◆ **The problem**
Exactly reproduce the lines that follow.

— Start of Record list —

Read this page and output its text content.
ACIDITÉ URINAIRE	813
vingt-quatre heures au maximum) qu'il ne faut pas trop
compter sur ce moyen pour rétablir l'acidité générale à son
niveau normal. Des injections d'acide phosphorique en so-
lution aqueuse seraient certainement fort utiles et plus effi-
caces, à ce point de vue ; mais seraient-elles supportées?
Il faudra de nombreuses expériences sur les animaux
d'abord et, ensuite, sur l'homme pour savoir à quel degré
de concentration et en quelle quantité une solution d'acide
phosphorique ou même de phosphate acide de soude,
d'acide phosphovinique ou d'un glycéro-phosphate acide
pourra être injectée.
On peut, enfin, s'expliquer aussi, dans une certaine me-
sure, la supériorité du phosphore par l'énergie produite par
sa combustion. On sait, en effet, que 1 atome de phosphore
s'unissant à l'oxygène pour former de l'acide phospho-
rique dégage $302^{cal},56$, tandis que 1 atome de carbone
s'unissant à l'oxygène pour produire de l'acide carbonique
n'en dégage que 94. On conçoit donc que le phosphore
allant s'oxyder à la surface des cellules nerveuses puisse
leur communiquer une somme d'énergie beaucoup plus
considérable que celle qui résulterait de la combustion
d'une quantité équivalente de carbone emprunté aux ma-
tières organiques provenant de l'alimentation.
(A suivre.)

— End of Record list —

◆ **Solution**
Read this page and output its text content.
ACIDITÉ URINAIRE	813
vingt-quatre heures au maximum) qu'il ne faut pas trop
compter sur ce moyen pour rétablir l'acidité générale à son
niveau normal. Des injections d'acide phosphorique en so-
lution aqueuse seraient certainement fort utiles et plus effi-
caces, à ce point de vue ; mais seraient-elles supportées?
Il faudra de nombreuses expériences sur les animaux
d'abord et, ensuite, sur l'homme pour savoir à quel degré
de concentration et en quelle quantité une solution d'acide
phosphorique ou même de phosphate acide de soude,
d'acide phosphovinique ou d'un glycéro-phosphate acide
pourra être injectée.
On peut, enfin, s'expliquer aussi, dans une certaine me-
sure, la supériorité du phosphore par l'énergie produite par
sa combustion. On sait, en effet, que 1 atome de phosphore
s'unissant à l'oxygène pour former de l'acide phospho-
rique dégage $302^{cal},56$, tandis que 1 atome de carbone
s'unissant à l'oxygène pour produire de l'acide carbonique
n'en dégage que 94. On conçoit donc que le phosphore
allant s'oxyder à la surface des cellules nerveuses puisse
leur communiquer une somme d'énergie beaucoup plus
considérable que celle qui résulterait de la combustion
d'une quantité équivalente de carbone emprunté aux ma-
tières organiques provenant de l'alimentation.
(A suivre.)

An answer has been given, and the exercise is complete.